Written instruction = Give every line back verbatim, dropping all images.

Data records
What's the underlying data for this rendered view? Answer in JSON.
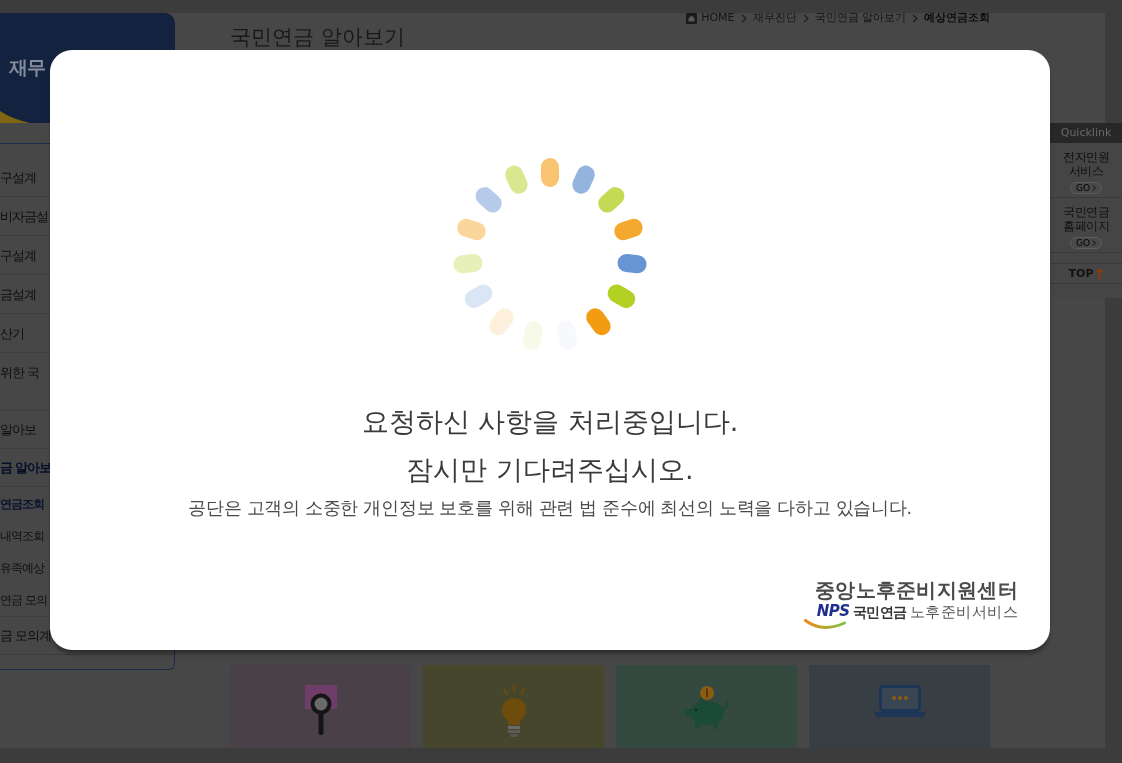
{
  "breadcrumb": [
    {
      "kind": "home",
      "label": "HOME",
      "current": false
    },
    {
      "kind": "link",
      "label": "재무진단",
      "current": false
    },
    {
      "kind": "link",
      "label": "국민연금 알아보기",
      "current": false
    },
    {
      "kind": "link",
      "label": "예상연금조회",
      "current": true
    }
  ],
  "page_title": "국민연금 알아보기",
  "sidebar": {
    "title": "재무",
    "groups": [
      {
        "items": [
          {
            "label": "구설계",
            "selected": false
          },
          {
            "label": "비자금설",
            "selected": false
          },
          {
            "label": "구설계",
            "selected": false
          },
          {
            "label": "금설계",
            "selected": false
          },
          {
            "label": "산기",
            "selected": false
          },
          {
            "label": "위한 국",
            "selected": false
          }
        ]
      },
      {
        "items": [
          {
            "label": "알아보",
            "selected": false
          },
          {
            "label": "금 알아보",
            "selected": true,
            "children": [
              {
                "label": "연금조회",
                "selected": true
              },
              {
                "label": "내역조회",
                "selected": false
              },
              {
                "label": "유족예상",
                "selected": false
              },
              {
                "label": "연금 모의",
                "selected": false
              }
            ]
          },
          {
            "label": "금 모의계",
            "selected": false
          }
        ]
      }
    ]
  },
  "tiles": [
    {
      "kind": "search",
      "color": "#4a4148"
    },
    {
      "kind": "idea",
      "color": "#45462b"
    },
    {
      "kind": "savings",
      "color": "#33493f"
    },
    {
      "kind": "laptop",
      "color": "#373f45"
    }
  ],
  "quicklink": {
    "title": "Quicklink",
    "links": [
      {
        "label": "전자민원 서비스",
        "button": "GO"
      },
      {
        "label": "국민연금 홈페이지",
        "button": "GO"
      }
    ],
    "top": "TOP"
  },
  "dialog": {
    "messages": [
      "요청하신 사항을 처리중입니다.",
      "잠시만 기다려주십시오."
    ],
    "notice": "공단은 고객의 소중한 개인정보 보호를 위해 관련 법 준수에 최선의 노력을 다하고 있습니다.",
    "logo": {
      "title": "중앙노후준비지원센터",
      "brand": "NPS",
      "org": "국민연금",
      "service": "노후준비서비스"
    }
  }
}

Response to the exercise =
What's the underlying data for this rendered view? Answer in JSON.
{
  "breadcrumb": [
    {
      "kind": "home",
      "label": "HOME",
      "current": false
    },
    {
      "kind": "link",
      "label": "재무진단",
      "current": false
    },
    {
      "kind": "link",
      "label": "국민연금 알아보기",
      "current": false
    },
    {
      "kind": "link",
      "label": "예상연금조회",
      "current": true
    }
  ],
  "page_title": "국민연금 알아보기",
  "sidebar": {
    "title": "재무",
    "groups": [
      {
        "items": [
          {
            "label": "구설계",
            "selected": false
          },
          {
            "label": "비자금설",
            "selected": false
          },
          {
            "label": "구설계",
            "selected": false
          },
          {
            "label": "금설계",
            "selected": false
          },
          {
            "label": "산기",
            "selected": false
          },
          {
            "label": "위한 국",
            "selected": false
          }
        ]
      },
      {
        "items": [
          {
            "label": "알아보",
            "selected": false
          },
          {
            "label": "금 알아보",
            "selected": true,
            "children": [
              {
                "label": "연금조회",
                "selected": true
              },
              {
                "label": "내역조회",
                "selected": false
              },
              {
                "label": "유족예상",
                "selected": false
              },
              {
                "label": "연금 모의",
                "selected": false
              }
            ]
          },
          {
            "label": "금 모의계",
            "selected": false
          }
        ]
      }
    ]
  },
  "tiles": [
    {
      "kind": "search",
      "color": "#4a4148"
    },
    {
      "kind": "idea",
      "color": "#45462b"
    },
    {
      "kind": "savings",
      "color": "#33493f"
    },
    {
      "kind": "laptop",
      "color": "#373f45"
    }
  ],
  "quicklink": {
    "title": "Quicklink",
    "links": [
      {
        "label": "전자민원 서비스",
        "button": "GO"
      },
      {
        "label": "국민연금 홈페이지",
        "button": "GO"
      }
    ],
    "top": "TOP"
  },
  "dialog": {
    "messages": [
      "요청하신 사항을 처리중입니다.",
      "잠시만 기다려주십시오."
    ],
    "notice": "공단은 고객의 소중한 개인정보 보호를 위해 관련 법 준수에 최선의 노력을 다하고 있습니다.",
    "logo": {
      "title": "중앙노후준비지원센터",
      "brand": "NPS",
      "org": "국민연금",
      "service": "노후준비서비스"
    }
  }
}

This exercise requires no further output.